━━━ Excerpt
The sound of silence
October 14, 2008
I spent Saturday at a conference on Race. As the workshop was sponsored by the White Institute (and a declaration here – I was a guest of the WI on the day) I assumed that the topic would be explored from a psychodynamic perspective. As such the kinds of questions I have an interest in are – what problem does racism answer? What’s unsayable and unspeakable about issues of race? What do we mean when we talk about race? Why do race conversations become so competitive (i.e. who has suffered more?) When are race conversations a cover story for something else?
The workshop leaders invited us to self select into one of three groups – ranging from I’m relatively uncomfortable talking about race through to I’m very comfortable. Not really being clear what ‘race’ means (and wanting to explore some of the fantasies and realities surrounding the term) and finding myself in a ‘foreign’ country transplanted from what is still a fairly mono cultural place (Ireland) I self selected for the first group. It turned out to be a lonely station. I was the only person in the room who declared a degree of discomfort with this discussion. I was immediately identified as ‘brave’ and my ‘honesty’ was remarked upon. I didn’t feel brave and I certainly didn’t feel that I was an isolated voice in the room – the issue of collusion quickly raised its head for me – what on earth wasn’t being said here? Could I possibly be the only person in the room who was questioning their capacity to talk about this topic at a workshop about talking about this topic?
━━━━━━
━━━ Recorded information
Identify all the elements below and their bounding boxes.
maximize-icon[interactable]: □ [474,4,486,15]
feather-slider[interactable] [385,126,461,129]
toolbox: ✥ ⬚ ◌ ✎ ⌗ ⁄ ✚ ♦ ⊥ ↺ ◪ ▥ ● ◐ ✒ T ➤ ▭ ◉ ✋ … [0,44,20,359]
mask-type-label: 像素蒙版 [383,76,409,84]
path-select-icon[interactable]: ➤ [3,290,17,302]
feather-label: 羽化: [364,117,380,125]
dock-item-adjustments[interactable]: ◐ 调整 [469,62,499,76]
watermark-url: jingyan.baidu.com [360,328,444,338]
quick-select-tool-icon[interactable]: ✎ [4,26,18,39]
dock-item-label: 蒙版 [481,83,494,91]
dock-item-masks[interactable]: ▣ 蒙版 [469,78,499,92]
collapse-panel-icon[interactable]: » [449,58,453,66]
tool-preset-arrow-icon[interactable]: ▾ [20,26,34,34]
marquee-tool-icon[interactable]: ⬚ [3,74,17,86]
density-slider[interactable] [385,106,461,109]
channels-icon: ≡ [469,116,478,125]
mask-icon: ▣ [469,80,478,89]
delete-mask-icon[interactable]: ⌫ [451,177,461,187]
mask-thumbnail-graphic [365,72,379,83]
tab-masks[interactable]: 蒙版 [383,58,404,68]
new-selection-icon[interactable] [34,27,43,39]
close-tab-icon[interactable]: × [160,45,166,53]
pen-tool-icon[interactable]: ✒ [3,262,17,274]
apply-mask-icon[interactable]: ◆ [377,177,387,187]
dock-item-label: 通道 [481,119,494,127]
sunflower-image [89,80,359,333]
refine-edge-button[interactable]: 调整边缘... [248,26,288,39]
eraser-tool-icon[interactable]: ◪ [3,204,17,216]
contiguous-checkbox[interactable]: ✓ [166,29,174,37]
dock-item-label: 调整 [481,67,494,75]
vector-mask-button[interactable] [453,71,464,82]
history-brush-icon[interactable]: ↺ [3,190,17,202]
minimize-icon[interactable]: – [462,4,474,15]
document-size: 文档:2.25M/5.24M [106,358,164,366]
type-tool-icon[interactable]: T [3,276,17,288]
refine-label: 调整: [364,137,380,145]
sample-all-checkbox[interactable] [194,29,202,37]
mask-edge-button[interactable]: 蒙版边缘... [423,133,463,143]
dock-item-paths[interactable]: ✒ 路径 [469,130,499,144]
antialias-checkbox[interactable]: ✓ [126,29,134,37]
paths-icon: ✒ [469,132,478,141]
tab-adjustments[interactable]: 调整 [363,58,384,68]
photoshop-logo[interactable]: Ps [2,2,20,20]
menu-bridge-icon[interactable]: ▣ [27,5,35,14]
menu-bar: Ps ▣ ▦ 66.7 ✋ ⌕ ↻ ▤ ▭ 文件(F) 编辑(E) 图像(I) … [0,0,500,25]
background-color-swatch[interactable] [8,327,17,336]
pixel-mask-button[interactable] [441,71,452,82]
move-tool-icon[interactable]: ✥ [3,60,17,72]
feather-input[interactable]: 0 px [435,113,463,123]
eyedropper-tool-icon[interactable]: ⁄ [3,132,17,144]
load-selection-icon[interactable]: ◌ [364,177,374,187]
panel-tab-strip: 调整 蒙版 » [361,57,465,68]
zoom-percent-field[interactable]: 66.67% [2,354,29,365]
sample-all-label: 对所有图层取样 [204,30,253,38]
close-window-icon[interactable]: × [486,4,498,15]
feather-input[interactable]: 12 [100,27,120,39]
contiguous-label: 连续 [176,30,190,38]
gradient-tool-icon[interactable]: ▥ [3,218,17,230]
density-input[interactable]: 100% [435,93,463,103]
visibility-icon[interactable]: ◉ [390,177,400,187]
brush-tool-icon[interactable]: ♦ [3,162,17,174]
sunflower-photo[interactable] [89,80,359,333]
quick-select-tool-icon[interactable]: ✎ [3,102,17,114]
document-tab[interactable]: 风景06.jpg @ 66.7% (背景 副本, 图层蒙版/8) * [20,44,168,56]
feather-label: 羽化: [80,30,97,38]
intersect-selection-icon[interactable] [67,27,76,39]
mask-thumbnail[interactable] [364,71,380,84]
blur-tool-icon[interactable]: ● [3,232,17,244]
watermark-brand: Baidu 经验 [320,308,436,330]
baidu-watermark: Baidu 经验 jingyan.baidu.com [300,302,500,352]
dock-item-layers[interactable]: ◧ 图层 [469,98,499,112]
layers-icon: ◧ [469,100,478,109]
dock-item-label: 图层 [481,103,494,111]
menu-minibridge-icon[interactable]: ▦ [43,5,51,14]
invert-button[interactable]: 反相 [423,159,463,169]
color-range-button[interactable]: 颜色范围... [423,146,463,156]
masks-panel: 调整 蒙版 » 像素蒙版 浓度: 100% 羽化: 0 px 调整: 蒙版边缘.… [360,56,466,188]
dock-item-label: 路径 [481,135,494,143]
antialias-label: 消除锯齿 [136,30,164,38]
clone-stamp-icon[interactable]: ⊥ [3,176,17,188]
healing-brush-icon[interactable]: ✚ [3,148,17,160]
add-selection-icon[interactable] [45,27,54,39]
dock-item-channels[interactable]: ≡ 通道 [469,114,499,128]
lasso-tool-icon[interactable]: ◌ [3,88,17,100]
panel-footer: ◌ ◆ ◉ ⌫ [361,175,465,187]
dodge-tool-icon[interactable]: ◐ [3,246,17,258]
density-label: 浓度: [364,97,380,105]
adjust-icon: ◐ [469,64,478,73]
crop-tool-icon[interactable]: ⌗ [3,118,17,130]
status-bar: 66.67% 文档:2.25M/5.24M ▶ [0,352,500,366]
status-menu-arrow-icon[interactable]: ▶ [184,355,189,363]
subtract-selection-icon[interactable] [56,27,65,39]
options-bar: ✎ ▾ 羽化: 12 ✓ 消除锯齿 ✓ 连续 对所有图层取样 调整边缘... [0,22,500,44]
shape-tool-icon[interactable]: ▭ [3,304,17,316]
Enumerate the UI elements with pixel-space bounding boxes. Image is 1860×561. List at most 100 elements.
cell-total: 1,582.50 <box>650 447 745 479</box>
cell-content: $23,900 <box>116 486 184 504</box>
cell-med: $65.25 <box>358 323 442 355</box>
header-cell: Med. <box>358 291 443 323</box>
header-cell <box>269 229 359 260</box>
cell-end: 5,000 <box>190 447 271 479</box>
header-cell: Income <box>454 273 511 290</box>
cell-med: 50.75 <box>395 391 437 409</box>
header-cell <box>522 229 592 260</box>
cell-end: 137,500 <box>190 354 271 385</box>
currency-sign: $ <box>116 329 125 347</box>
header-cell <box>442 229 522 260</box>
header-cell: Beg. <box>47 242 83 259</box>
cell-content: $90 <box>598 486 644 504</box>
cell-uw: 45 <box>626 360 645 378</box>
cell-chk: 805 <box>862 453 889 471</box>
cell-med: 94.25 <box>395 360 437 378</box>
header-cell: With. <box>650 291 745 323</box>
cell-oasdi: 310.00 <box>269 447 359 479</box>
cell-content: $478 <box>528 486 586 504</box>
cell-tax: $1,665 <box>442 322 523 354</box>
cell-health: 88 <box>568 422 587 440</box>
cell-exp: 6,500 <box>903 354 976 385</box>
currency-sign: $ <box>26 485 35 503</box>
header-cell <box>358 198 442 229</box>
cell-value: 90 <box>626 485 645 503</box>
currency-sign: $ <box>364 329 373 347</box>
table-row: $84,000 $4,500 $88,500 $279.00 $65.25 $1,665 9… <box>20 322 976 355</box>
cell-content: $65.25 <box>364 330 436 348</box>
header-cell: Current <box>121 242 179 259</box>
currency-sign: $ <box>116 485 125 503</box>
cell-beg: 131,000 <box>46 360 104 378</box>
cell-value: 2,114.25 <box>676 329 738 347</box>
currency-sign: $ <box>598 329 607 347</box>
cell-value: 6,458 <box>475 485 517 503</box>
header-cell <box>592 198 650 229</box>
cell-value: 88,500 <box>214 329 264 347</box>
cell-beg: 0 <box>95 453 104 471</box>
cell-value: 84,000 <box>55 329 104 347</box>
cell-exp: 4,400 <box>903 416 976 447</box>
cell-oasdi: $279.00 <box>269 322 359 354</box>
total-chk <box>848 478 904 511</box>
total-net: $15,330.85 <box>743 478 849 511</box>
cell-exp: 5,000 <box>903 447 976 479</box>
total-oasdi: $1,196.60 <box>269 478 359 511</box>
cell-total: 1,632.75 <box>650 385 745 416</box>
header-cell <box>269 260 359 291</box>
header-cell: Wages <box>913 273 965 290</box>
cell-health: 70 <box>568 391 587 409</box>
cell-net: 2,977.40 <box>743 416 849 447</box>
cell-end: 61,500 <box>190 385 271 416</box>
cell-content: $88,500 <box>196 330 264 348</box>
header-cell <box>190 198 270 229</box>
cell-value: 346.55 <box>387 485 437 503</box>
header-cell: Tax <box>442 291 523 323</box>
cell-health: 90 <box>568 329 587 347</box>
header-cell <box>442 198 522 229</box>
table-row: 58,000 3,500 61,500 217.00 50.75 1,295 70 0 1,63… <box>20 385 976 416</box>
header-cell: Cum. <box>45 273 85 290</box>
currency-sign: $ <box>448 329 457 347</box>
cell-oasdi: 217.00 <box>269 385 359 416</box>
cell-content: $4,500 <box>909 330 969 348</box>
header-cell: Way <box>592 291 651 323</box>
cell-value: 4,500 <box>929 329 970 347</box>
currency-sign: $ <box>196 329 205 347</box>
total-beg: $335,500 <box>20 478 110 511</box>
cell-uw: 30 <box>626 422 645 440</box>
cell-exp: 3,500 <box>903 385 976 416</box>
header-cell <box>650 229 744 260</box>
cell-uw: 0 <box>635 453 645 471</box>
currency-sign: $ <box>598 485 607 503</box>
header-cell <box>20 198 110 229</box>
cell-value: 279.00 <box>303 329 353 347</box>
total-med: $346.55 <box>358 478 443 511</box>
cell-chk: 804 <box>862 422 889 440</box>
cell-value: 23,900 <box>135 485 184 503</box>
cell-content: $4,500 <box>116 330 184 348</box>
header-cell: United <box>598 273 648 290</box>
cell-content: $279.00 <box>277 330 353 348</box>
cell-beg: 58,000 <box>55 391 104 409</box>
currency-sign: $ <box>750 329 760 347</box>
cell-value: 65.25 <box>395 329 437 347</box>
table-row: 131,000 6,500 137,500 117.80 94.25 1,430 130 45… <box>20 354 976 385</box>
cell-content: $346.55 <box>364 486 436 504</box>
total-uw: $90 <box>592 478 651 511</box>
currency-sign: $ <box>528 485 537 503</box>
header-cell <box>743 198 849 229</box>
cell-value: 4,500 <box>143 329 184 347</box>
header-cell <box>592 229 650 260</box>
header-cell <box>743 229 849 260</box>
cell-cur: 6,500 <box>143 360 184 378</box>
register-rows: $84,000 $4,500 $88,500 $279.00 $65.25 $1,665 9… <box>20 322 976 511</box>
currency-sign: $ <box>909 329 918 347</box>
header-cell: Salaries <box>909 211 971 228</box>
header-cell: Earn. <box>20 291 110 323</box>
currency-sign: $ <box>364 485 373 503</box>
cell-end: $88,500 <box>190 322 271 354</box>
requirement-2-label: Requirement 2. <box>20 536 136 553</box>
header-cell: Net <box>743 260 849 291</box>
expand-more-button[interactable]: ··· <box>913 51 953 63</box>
━━━━━━
**List of tasks**.
1 - Using the post on the race conference, say whether each statement agrees with it, answering yes or no and quoting the words that decide it.
(a) The White Institute sponsored the workshop.
(b) The workshop leaders asked people to choose among four groups.
(c) Several people in the room said they felt some discomfort with the discussion.
2 - Answer these questions from the post on the race conference.
(a) On what day of the week did the writer attend the conference?
(b) What country does the writer call a fairly mono cultural place?
(c) Which group did the writer choose to join?

**Results of the exercise**.
1 -
(a) Yes: "As the workshop was sponsored by the White Institute"
(b) No: "invited us to self select into one of three groups"
(c) No: "I was the only person in the room who declared a degree of discomfort with this discussion."

2 -
(a) Saturday
(b) Ireland
(c) The first group